▶ Problem
Using the material that follows, identify and copy each line with the string "value".

Exercise data: Begin

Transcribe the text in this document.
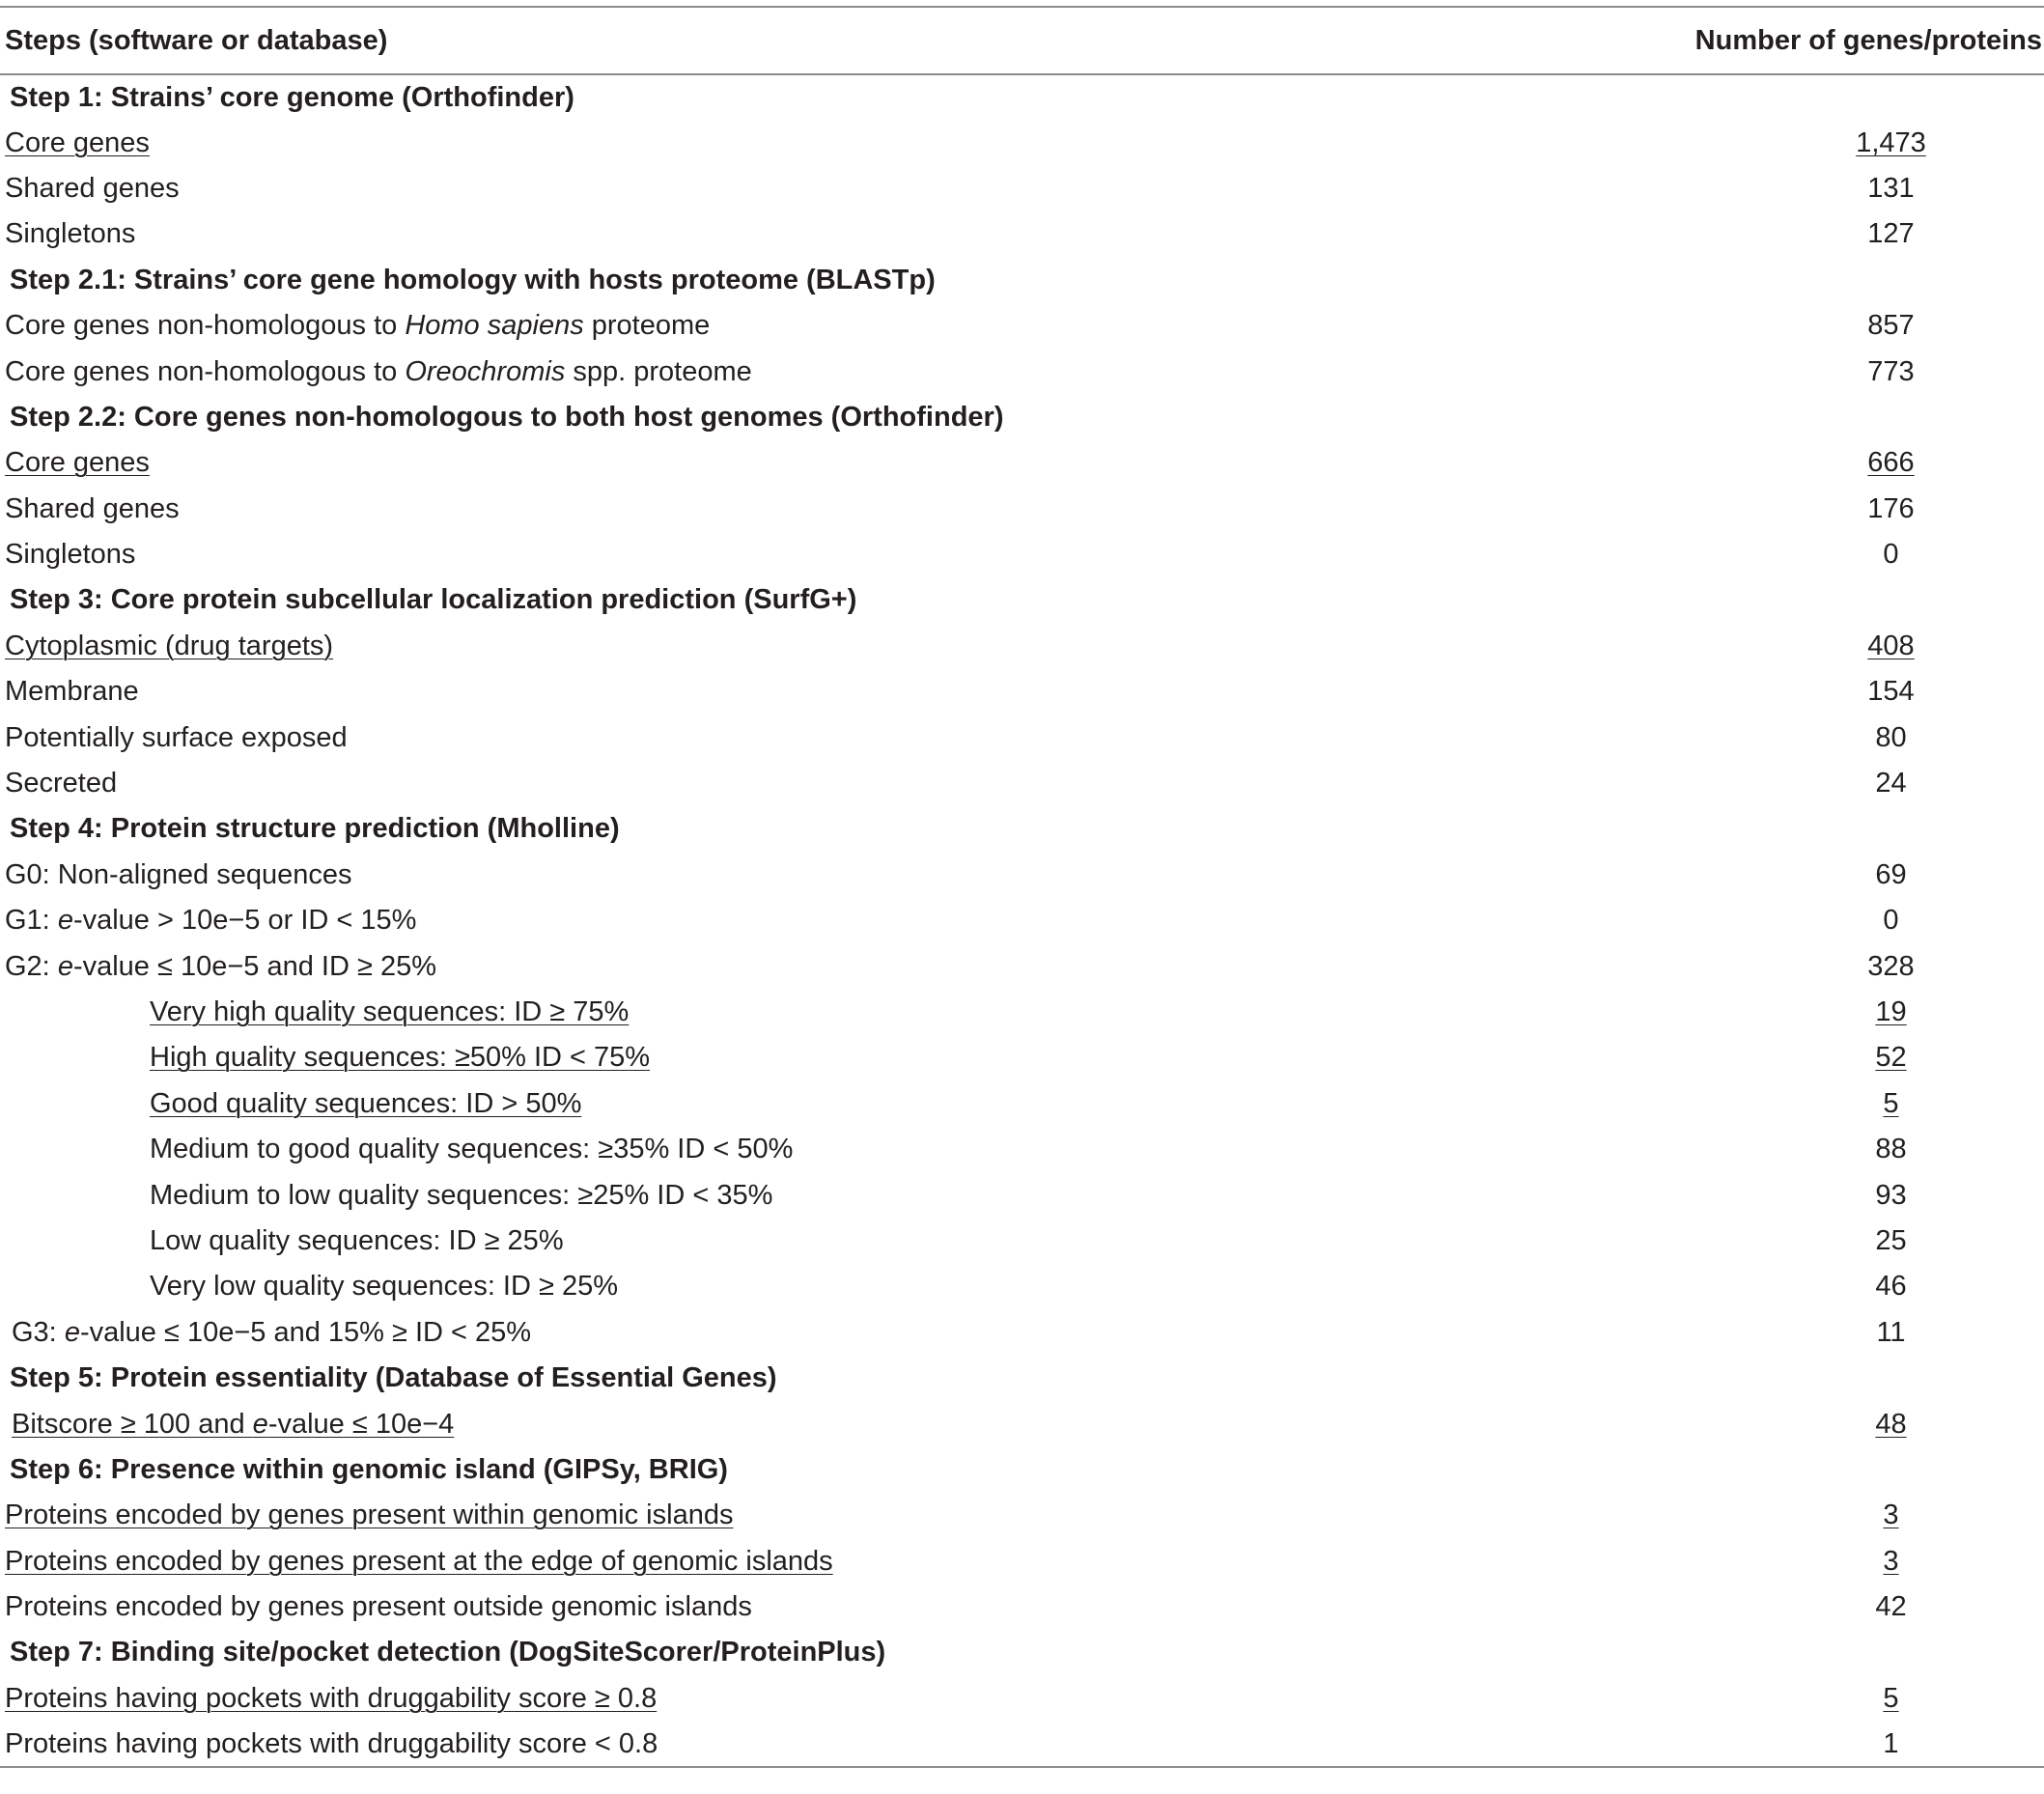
Steps (software or database)	Number of genes/proteins
Step 1: Strains’ core genome (Orthofinder)	
Core genes	1,473
Shared genes	131
Singletons	127
Step 2.1: Strains’ core gene homology with hosts proteome (BLASTp)	
Core genes non-homologous to Homo sapiens proteome	857
Core genes non-homologous to Oreochromis spp. proteome	773
Step 2.2: Core genes non-homologous to both host genomes (Orthofinder)	
Core genes	666
Shared genes	176
Singletons	0
Step 3: Core protein subcellular localization prediction (SurfG+)	
Cytoplasmic (drug targets)	408
Membrane	154
Potentially surface exposed	80
Secreted	24
Step 4: Protein structure prediction (Mholline)	
G0: Non-aligned sequences	69
G1: e-value > 10e−5 or ID < 15%	0
G2: e-value ≤ 10e−5 and ID ≥ 25%	328
Very high quality sequences: ID ≥ 75%	19
High quality sequences: ≥50% ID < 75%	52
Good quality sequences: ID > 50%	5
Medium to good quality sequences: ≥35% ID < 50%	88
Medium to low quality sequences: ≥25% ID < 35%	93
Low quality sequences: ID ≥ 25%	25
Very low quality sequences: ID ≥ 25%	46
G3: e-value ≤ 10e−5 and 15% ≥ ID < 25%	11
Step 5: Protein essentiality (Database of Essential Genes)	
Bitscore ≥ 100 and e-value ≤ 10e−4	48
Step 6: Presence within genomic island (GIPSy, BRIG)	
Proteins encoded by genes present within genomic islands	3
Proteins encoded by genes present at the edge of genomic islands	3
Proteins encoded by genes present outside genomic islands	42
Step 7: Binding site/pocket detection (DogSiteScorer/ProteinPlus)	
Proteins having pockets with druggability score ≥ 0.8	5
Proteins having pockets with druggability score < 0.8	1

Exercise data: End

▶ Task answer
G1: e-value > 10e−5 or ID < 15%	0
G2: e-value ≤ 10e−5 and ID ≥ 25%	328
G3: e-value ≤ 10e−5 and 15% ≥ ID < 25%	11
Bitscore ≥ 100 and e-value ≤ 10e−4	48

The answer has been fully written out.